◆ Set exercise:
Write out every entry precisely as given, leaving the pictures out.

(Dataset excerpt)
⁂

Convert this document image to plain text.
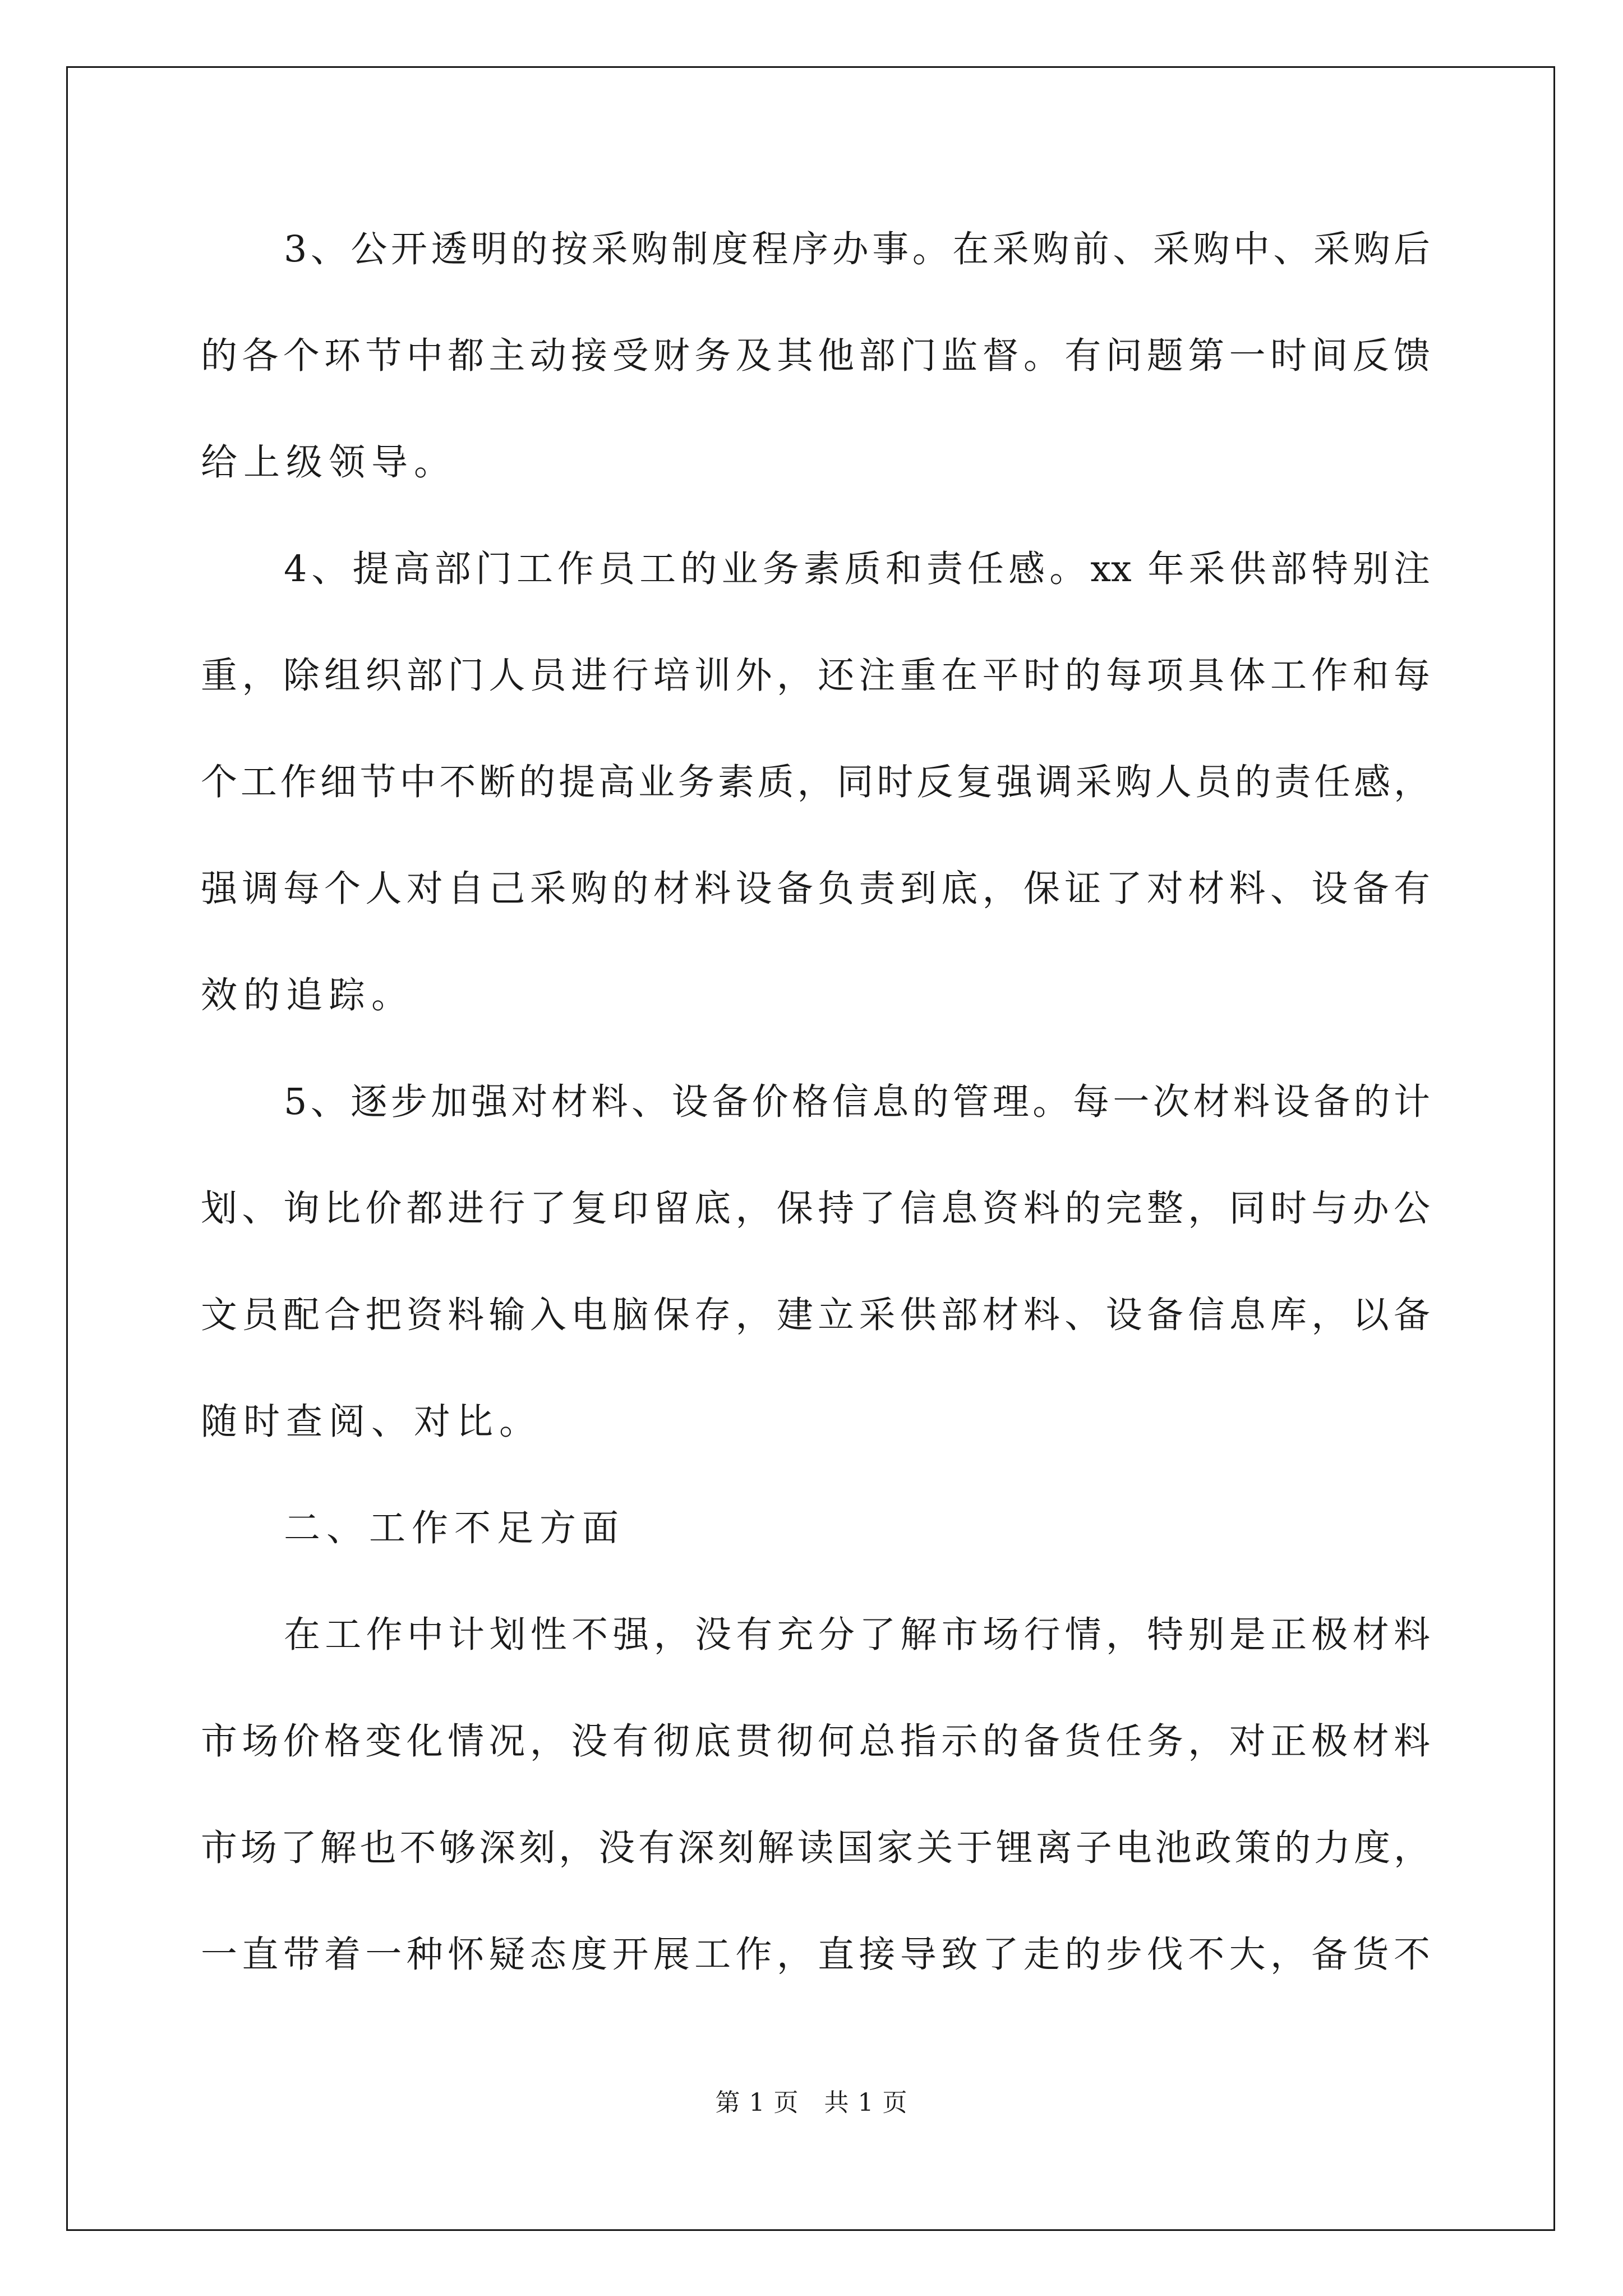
3、公开透明的按采购制度程序办事。在采购前、采购中、采购后
的各个环节中都主动接受财务及其他部门监督。有问题第一时间反馈
给上级领导。
4、提高部门工作员工的业务素质和责任感。xx 年采供部特别注
重，除组织部门人员进行培训外，还注重在平时的每项具体工作和每
个工作细节中不断的提高业务素质，同时反复强调采购人员的责任感，
强调每个人对自己采购的材料设备负责到底，保证了对材料、设备有
效的追踪。
5、逐步加强对材料、设备价格信息的管理。每一次材料设备的计
划、询比价都进行了复印留底，保持了信息资料的完整，同时与办公
文员配合把资料输入电脑保存，建立采供部材料、设备信息库，以备
随时查阅、对比。
二、工作不足方面
在工作中计划性不强，没有充分了解市场行情，特别是正极材料
市场价格变化情况，没有彻底贯彻何总指示的备货任务，对正极材料
市场了解也不够深刻，没有深刻解读国家关于锂离子电池政策的力度，
一直带着一种怀疑态度开展工作，直接导致了走的步伐不大，备货不
第 1 页　共 1 页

⁂

◆ Output for this exercise:
Convert this document image to plain text.
3、公开透明的按采购制度程序办事。在采购前、采购中、采购后
的各个环节中都主动接受财务及其他部门监督。有问题第一时间反馈
给上级领导。
4、提高部门工作员工的业务素质和责任感。xx 年采供部特别注
重，除组织部门人员进行培训外，还注重在平时的每项具体工作和每
个工作细节中不断的提高业务素质，同时反复强调采购人员的责任感，
强调每个人对自己采购的材料设备负责到底，保证了对材料、设备有
效的追踪。
5、逐步加强对材料、设备价格信息的管理。每一次材料设备的计
划、询比价都进行了复印留底，保持了信息资料的完整，同时与办公
文员配合把资料输入电脑保存，建立采供部材料、设备信息库，以备
随时查阅、对比。
二、工作不足方面
在工作中计划性不强，没有充分了解市场行情，特别是正极材料
市场价格变化情况，没有彻底贯彻何总指示的备货任务，对正极材料
市场了解也不够深刻，没有深刻解读国家关于锂离子电池政策的力度，
一直带着一种怀疑态度开展工作，直接导致了走的步伐不大，备货不
第 1 页　共 1 页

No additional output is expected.